# [依頼文]
提示文の内容を2文で要約しなさい。

ソフトウェア開発やシステム設計、ネットワークの基礎知識を身につけていることを証明できます。
CCNA/CCNP
CCNA/CCNPは、Ciscoの製品に特化した認定資格です。シスコシステムズ合同会社が実施しており、レベル順にCCST、CCNA、CCNP、CCIEのグレードに分かれています。
このうち、ネットワークエンジニアに関連するのが、CCNA/CCNPで、CCNAはネットワークの設置、設定、トラブルシューティングの能力を、CCNPはより高度なネットワーク解決策の知識を証明できます。
情報処理安全確保支援士試験
情報処理安全確保支援士試験は、情報セキュリティに関する専門知識を有することを証明する資格です。セキュリティに関するマネジメントやインシデントの管理など、ネットワークエンジニアの業務に必須の知識や法令、セキュリティポリシーの設計、実装への深い理解が問われます。
セキュリティや情報管理に精通していることをアピールできるため、転職でも有利に活用できます。

# [収集資料]
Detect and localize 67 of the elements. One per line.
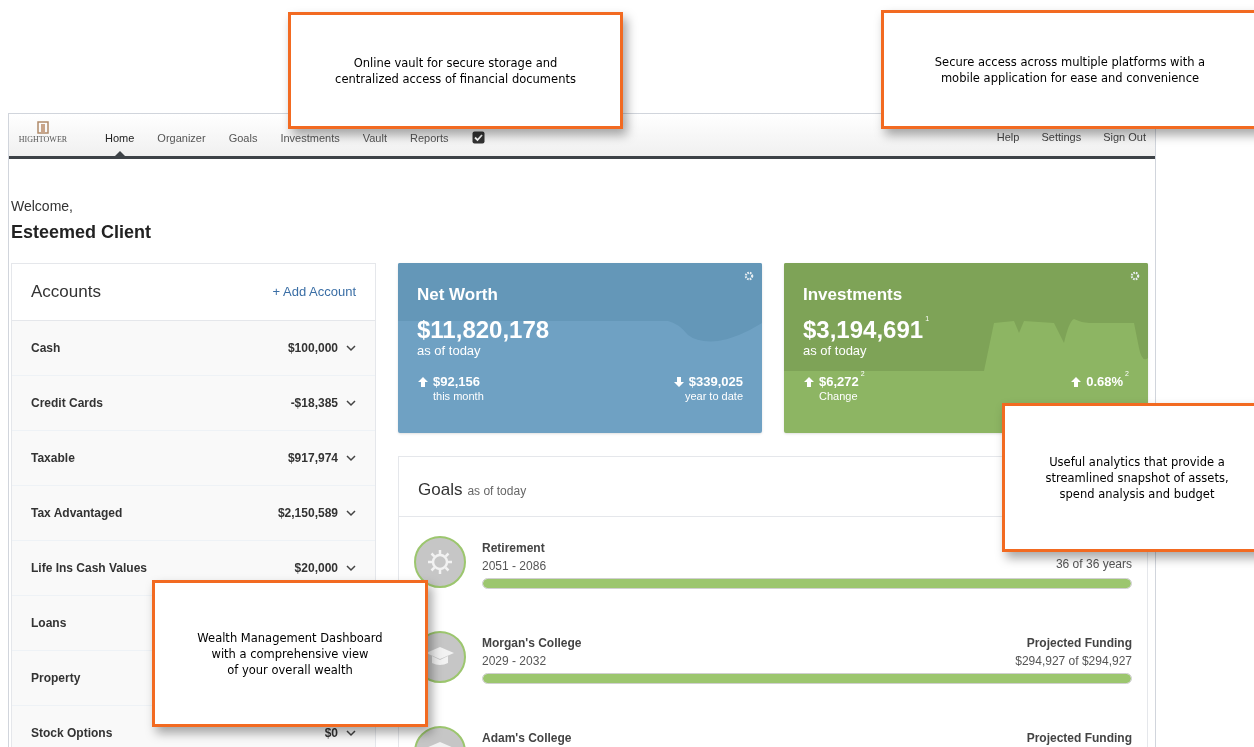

# [解答]
CCNA/CCNPはシスコシステムズ合同会社が実施するCisco製品に特化した認定資格で、CCNAはネットワークの設置、設定、トラブルシューティングの能力を、CCNPはより高度なネットワーク解決策の知識を証明できる。情報処理安全確保支援士試験は情報セキュリティに関する専門知識を有することを証明する資格で、セキュリティや情報管理に精通していることをアピールできるため、転職でも有利に活用できる。